Find the lines holding the word "writing" and collect them.

**EXERCISE MATERIAL**
****************************************
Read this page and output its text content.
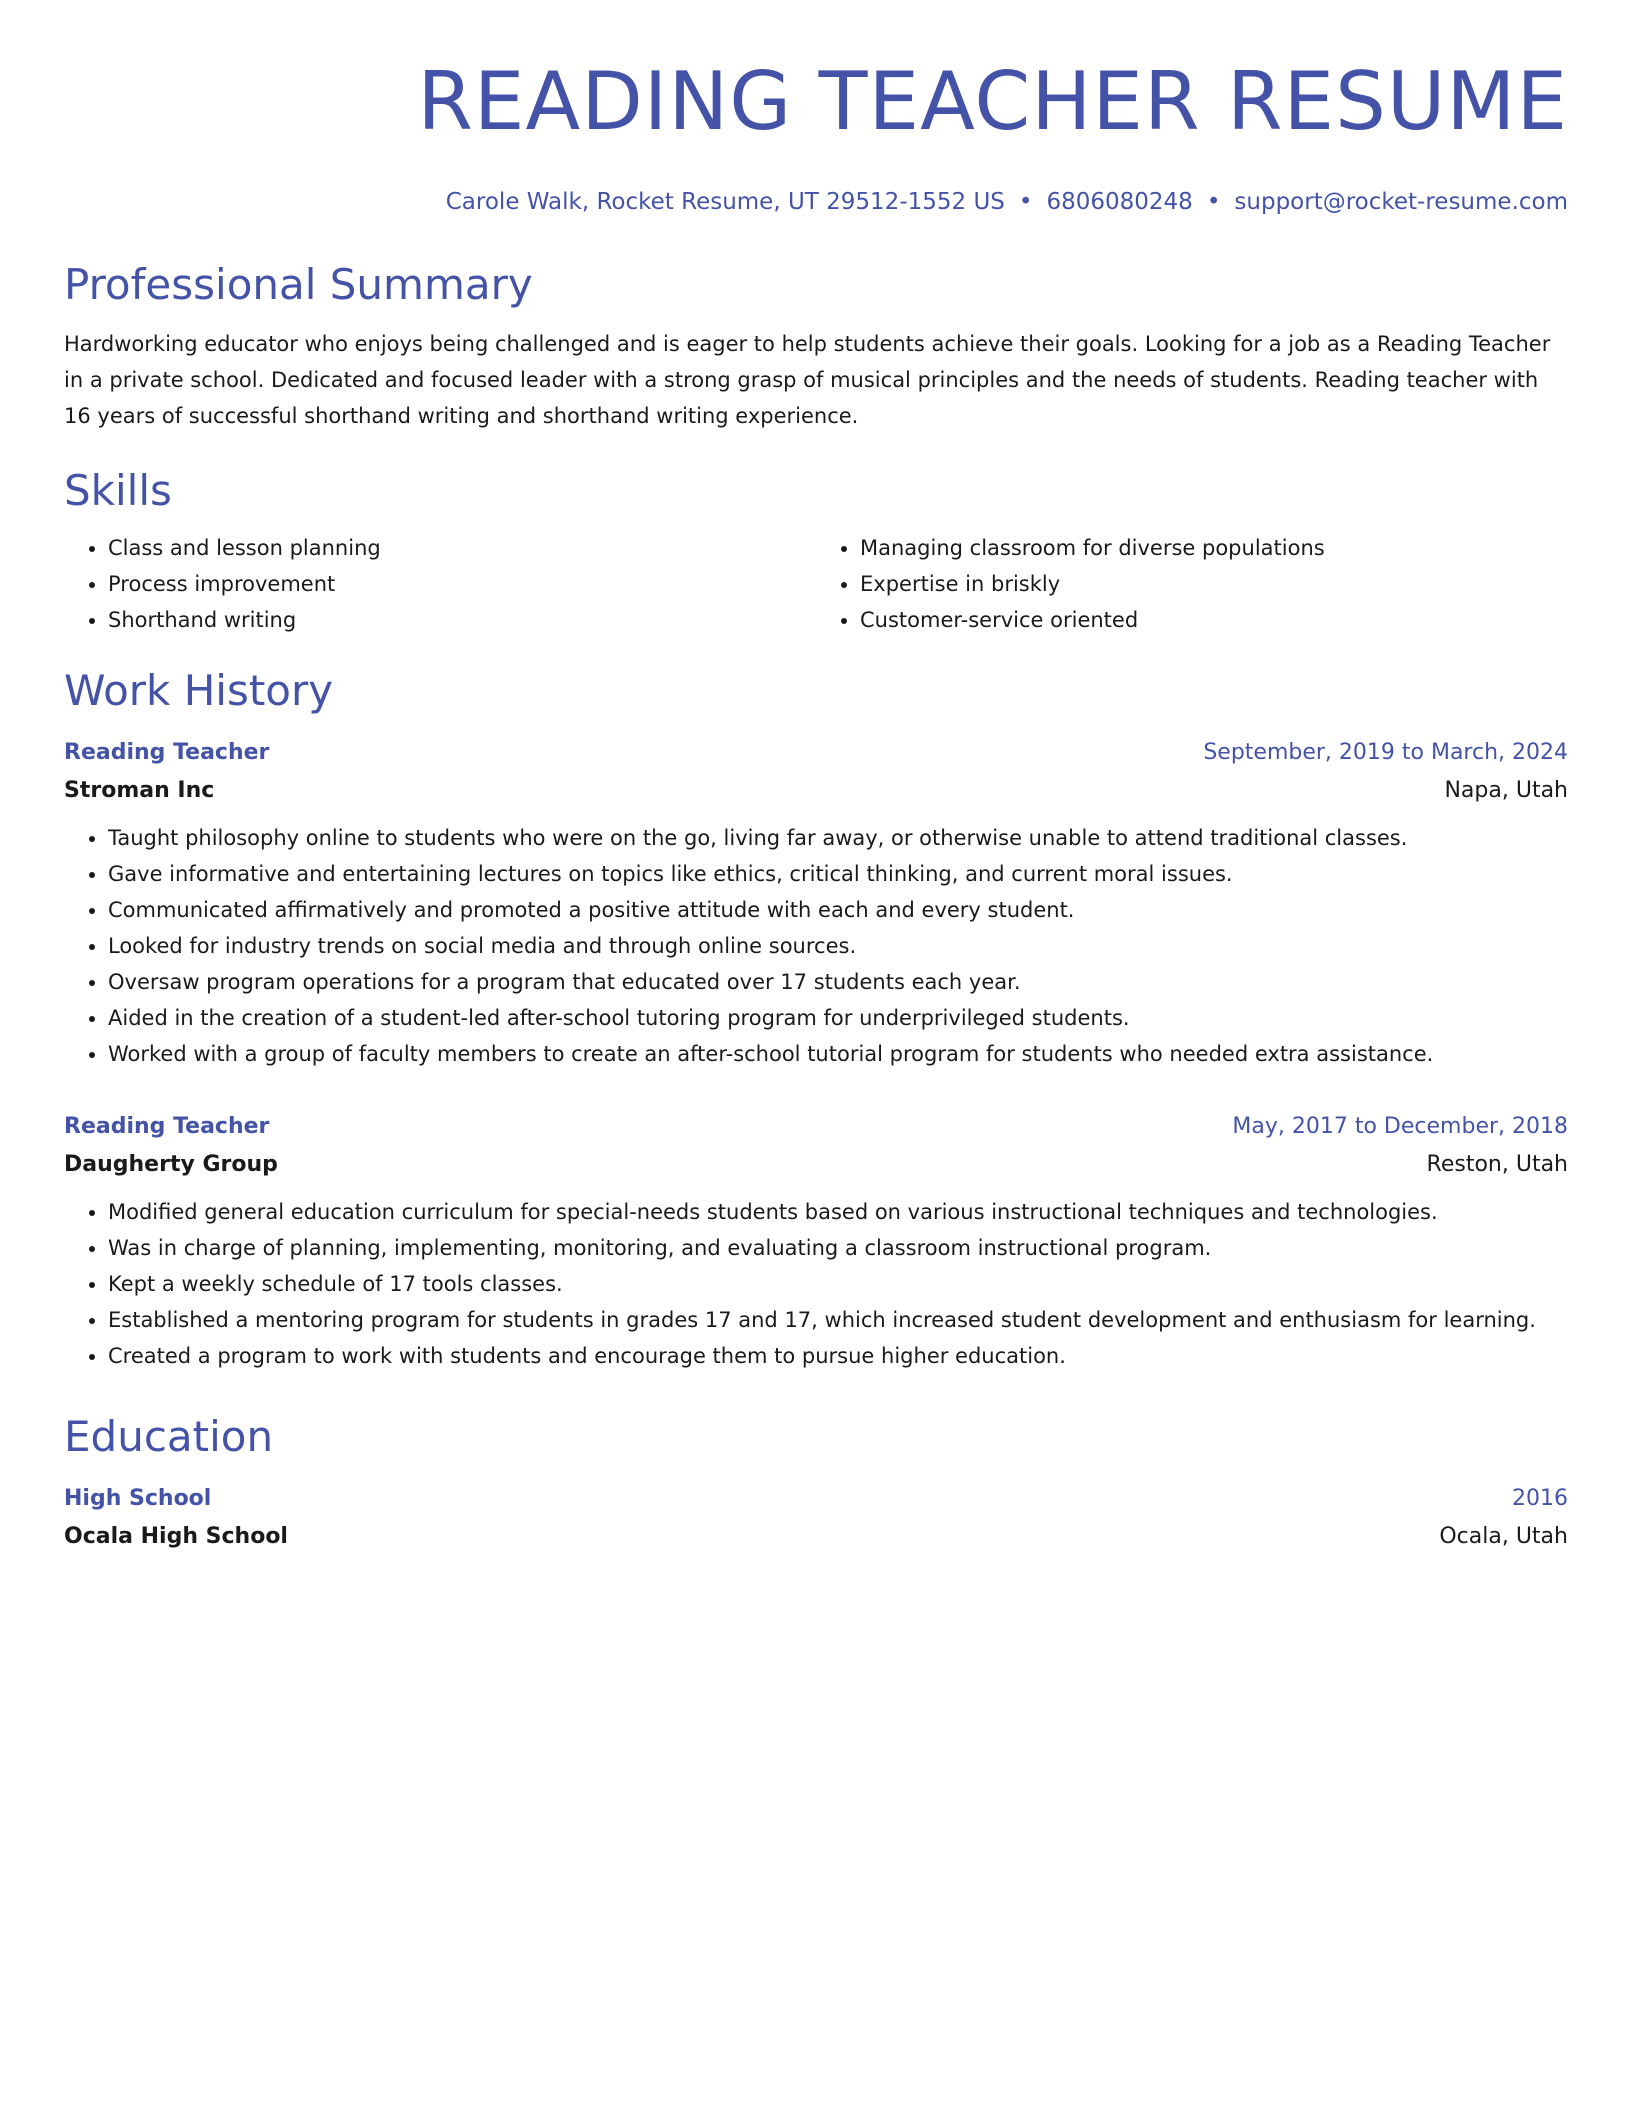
READING TEACHER RESUME
Carole Walk, Rocket Resume, UT 29512-1552 US • 6806080248 • support@rocket-resume.com
Professional Summary
Hardworking educator who enjoys being challenged and is eager to help students achieve their goals. Looking for a job as a Reading Teacher in a private school. Dedicated and focused leader with a strong grasp of musical principles and the needs of students. Reading teacher with 16 years of successful shorthand writing and shorthand writing experience.
Skills
• Class and lesson planning
• Process improvement
• Shorthand writing
• Managing classroom for diverse populations
• Expertise in briskly
• Customer-service oriented
Work History
Reading Teacher	September, 2019 to March, 2024
Stroman Inc	Napa, Utah
• Taught philosophy online to students who were on the go, living far away, or otherwise unable to attend traditional classes.
• Gave informative and entertaining lectures on topics like ethics, critical thinking, and current moral issues.
• Communicated affirmatively and promoted a positive attitude with each and every student.
• Looked for industry trends on social media and through online sources.
• Oversaw program operations for a program that educated over 17 students each year.
• Aided in the creation of a student-led after-school tutoring program for underprivileged students.
• Worked with a group of faculty members to create an after-school tutorial program for students who needed extra assistance.
Reading Teacher	May, 2017 to December, 2018
Daugherty Group	Reston, Utah
• Modified general education curriculum for special-needs students based on various instructional techniques and technologies.
• Was in charge of planning, implementing, monitoring, and evaluating a classroom instructional program.
• Kept a weekly schedule of 17 tools classes.
• Established a mentoring program for students in grades 17 and 17, which increased student development and enthusiasm for learning.
• Created a program to work with students and encourage them to pursue higher education.
Education
High School	2016
Ocala High School	Ocala, Utah
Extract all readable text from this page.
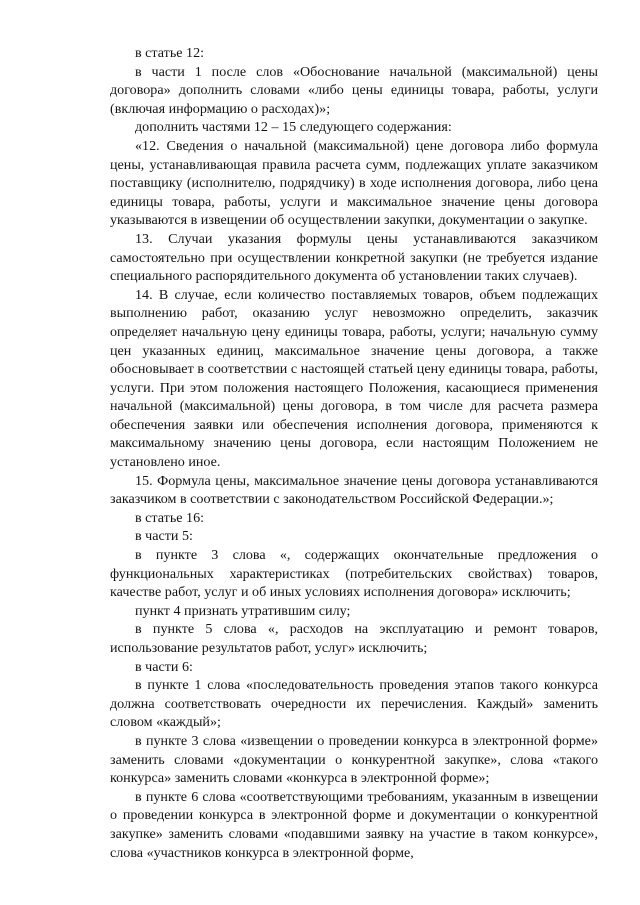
в статье 12:

в части 1 после слов «Обоснование начальной (максимальной) цены договора» дополнить словами «либо цены единицы товара, работы, услуги (включая информацию о расходах)»;

дополнить частями 12 – 15 следующего содержания:

«12. Сведения о начальной (максимальной) цене договора либо формула цены, устанавливающая правила расчета сумм, подлежащих уплате заказчиком поставщику (исполнителю, подрядчику) в ходе исполнения договора, либо цена единицы товара, работы, услуги и максимальное значение цены договора указываются в извещении об осуществлении закупки, документации о закупке.

13. Случаи указания формулы цены устанавливаются заказчиком самостоятельно при осуществлении конкретной закупки (не требуется издание специального распорядительного документа об установлении таких случаев).

14. В случае, если количество поставляемых товаров, объем подлежащих выполнению работ, оказанию услуг невозможно определить, заказчик определяет начальную цену единицы товара, работы, услуги; начальную сумму цен указанных единиц, максимальное значение цены договора, а также обосновывает в соответствии с настоящей статьей цену единицы товара, работы, услуги. При этом положения настоящего Положения, касающиеся применения начальной (максимальной) цены договора, в том числе для расчета размера обеспечения заявки или обеспечения исполнения договора, применяются к максимальному значению цены договора, если настоящим Положением не установлено иное.

15. Формула цены, максимальное значение цены договора устанавливаются заказчиком в соответствии с законодательством Российской Федерации.»;

в статье 16:

в части 5:

в пункте 3 слова «, содержащих окончательные предложения о функциональных характеристиках (потребительских свойствах) товаров, качестве работ, услуг и об иных условиях исполнения договора» исключить;

пункт 4 признать утратившим силу;

в пункте 5 слова «, расходов на эксплуатацию и ремонт товаров, использование результатов работ, услуг» исключить;

в части 6:

в пункте 1 слова «последовательность проведения этапов такого конкурса должна соответствовать очередности их перечисления. Каждый» заменить словом «каждый»;

в пункте 3 слова «извещении о проведении конкурса в электронной форме» заменить словами «документации о конкурентной закупке», слова «такого конкурса» заменить словами «конкурса в электронной форме»;

в пункте 6 слова «соответствующими требованиям, указанным в извещении о проведении конкурса в электронной форме и документации о конкурентной закупке» заменить словами «подавшими заявку на участие в таком конкурсе», слова «участников конкурса в электронной форме,
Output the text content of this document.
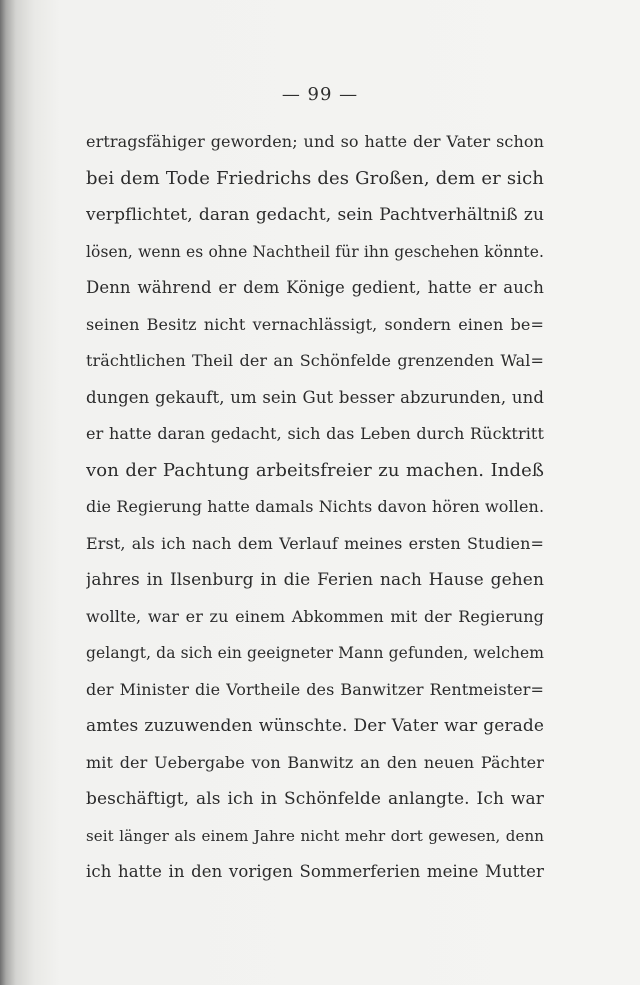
— 99 —
ertragsfähiger geworden; und so hatte der Vater schon
bei dem Tode Friedrichs des Großen, dem er sich
verpflichtet, daran gedacht, sein Pachtverhältniß zu
lösen, wenn es ohne Nachtheil für ihn geschehen könnte.
Denn während er dem Könige gedient, hatte er auch
seinen Besitz nicht vernachlässigt, sondern einen be=
trächtlichen Theil der an Schönfelde grenzenden Wal=
dungen gekauft, um sein Gut besser abzurunden, und
er hatte daran gedacht, sich das Leben durch Rücktritt
von der Pachtung arbeitsfreier zu machen. Indeß
die Regierung hatte damals Nichts davon hören wollen.
Erst, als ich nach dem Verlauf meines ersten Studien=
jahres in Ilsenburg in die Ferien nach Hause gehen
wollte, war er zu einem Abkommen mit der Regierung
gelangt, da sich ein geeigneter Mann gefunden, welchem
der Minister die Vortheile des Banwitzer Rentmeister=
amtes zuzuwenden wünschte. Der Vater war gerade
mit der Uebergabe von Banwitz an den neuen Pächter
beschäftigt, als ich in Schönfelde anlangte. Ich war
seit länger als einem Jahre nicht mehr dort gewesen, denn
ich hatte in den vorigen Sommerferien meine Mutter
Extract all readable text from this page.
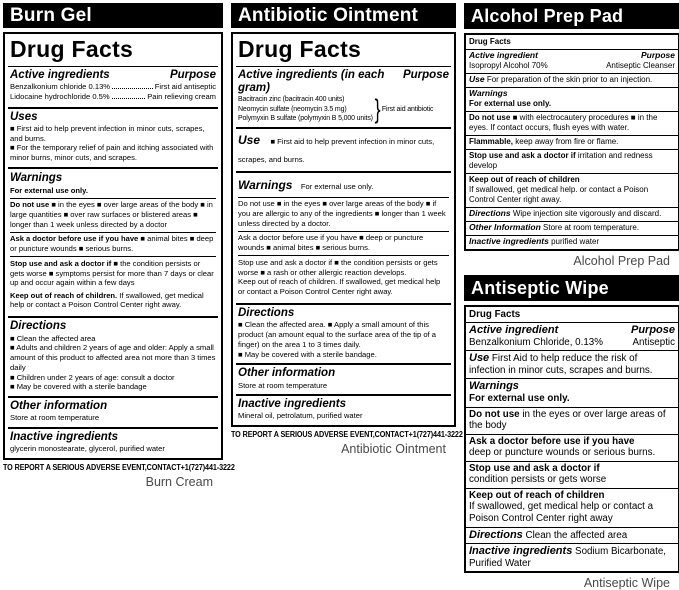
Burn Gel
Drug Facts
Active ingredients	Purpose
Benzalkonium chloride 0.13%	First aid antiseptic
Lidocaine hydrochloride 0.5%	Pain relieving cream
Uses
■ First aid to help prevent infection in minor cuts, scrapes, and burns.
■ For the temporary relief of pain and itching associated with minor burns, minor cuts, and scrapes.
Warnings
For external use only.
Do not use ■ in the eyes ■ over large areas of the body ■ in large quantities ■ over raw surfaces or blistered areas ■ longer than 1 week unless directed by a doctor
Ask a doctor before use if you have ■ animal bites ■ deep or puncture wounds ■ serious burns.
Stop use and ask a doctor if ■ the condition persists or gets worse ■ symptoms persist for more than 7 days or clear up and occur again within a few days
Keep out of reach of children. If swallowed, get medical help or contact a Poison Control Center right away.
Directions
■ Clean the affected area
■ Adults and children 2 years of age and older: Apply a small amount of this product to affected area not more than 3 times daily
■ Children under 2 years of age: consult a doctor
■ May be covered with a sterile bandage
Other information
Store at room temperature
Inactive ingredients
glycerin monostearate, glycerol, purified water
TO REPORT A SERIOUS ADVERSE EVENT,CONTACT+1(727)441-3222
Burn Cream
Antibiotic Ointment
Drug Facts
Active ingredients (in each gram)
Purpose
Bacitracin zinc (bacitracin 400 units)
Neomycin sulfate (neomycin 3.5 mg)
Polymyxin B sulfate (polymyxin B 5,000 units) } First aid antibiotic
Use ■ First aid to help prevent infection in minor cuts, scrapes, and burns.
Warnings For external use only.
Do not use ■ in the eyes ■ over large areas of the body ■ if you are allergic to any of the ingredients ■ longer than 1 week unless directed by a doctor.
Ask a doctor before use if you have ■ deep or puncture wounds ■ animal bites ■ serious burns.
Stop use and ask a doctor if ■ the condition persists or gets worse ■ a rash or other allergic reaction develops.
Keep out of reach of children. If swallowed, get medical help or contact a Poison Control Center right away.
Directions
■ Clean the affected area. ■ Apply a small amount of this product (an amount equal to the surface area of the tip of a finger) on the area 1 to 3 times daily.
■ May be covered with a sterile bandage.
Other information
Store at room temperature
Inactive ingredients
Mineral oil, petrolatum, purified water
TO REPORT A SERIOUS ADVERSE EVENT,CONTACT+1(727)441-3222
Antibiotic Ointment
Alcohol Prep Pad
Drug Facts
Active ingredient	Purpose
Isopropyl Alcohol 70%	Antiseptic Cleanser
Use For preparation of the skin prior to an injection.
Warnings
For external use only.
Do not use ■ with electrocautery procedures ■ in the eyes. If contact occurs, flush eyes with water.
Flammable, keep away from fire or flame.
Stop use and ask a doctor if irritation and redness develop
Keep out of reach of children
If swallowed, get medical help. or contact a Poison Control Center right away.
Directions Wipe injection site vigorously and discard.
Other Information Store at room temperature.
Inactive ingredients purified water
Alcohol Prep Pad
Antiseptic Wipe
Drug Facts
Active ingredient	Purpose
Benzalkonium Chloride, 0.13%	Antiseptic
Use First Aid to help reduce the risk of infection in minor cuts, scrapes and burns.
Warnings
For external use only.
Do not use in the eyes or over large areas of the body
Ask a doctor before use if you have
deep or puncture wounds or serious burns.
Stop use and ask a doctor if
condition persists or gets worse
Keep out of reach of children
If swallowed, get medical help or contact a Poison Control Center right away
Directions Clean the affected area
Inactive ingredients Sodium Bicarbonate, Purified Water
Antiseptic Wipe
****************************************
**EXPECTED OUTPUT**
Hardworking educator who enjoys being challenged and is eager to help students achieve their goals. Looking for a job as a Reading Teacher in a private school. Dedicated and focused leader with a strong grasp of musical principles and the needs of students. Reading teacher with 16 years of successful shorthand writing and shorthand writing experience.
• Shorthand writing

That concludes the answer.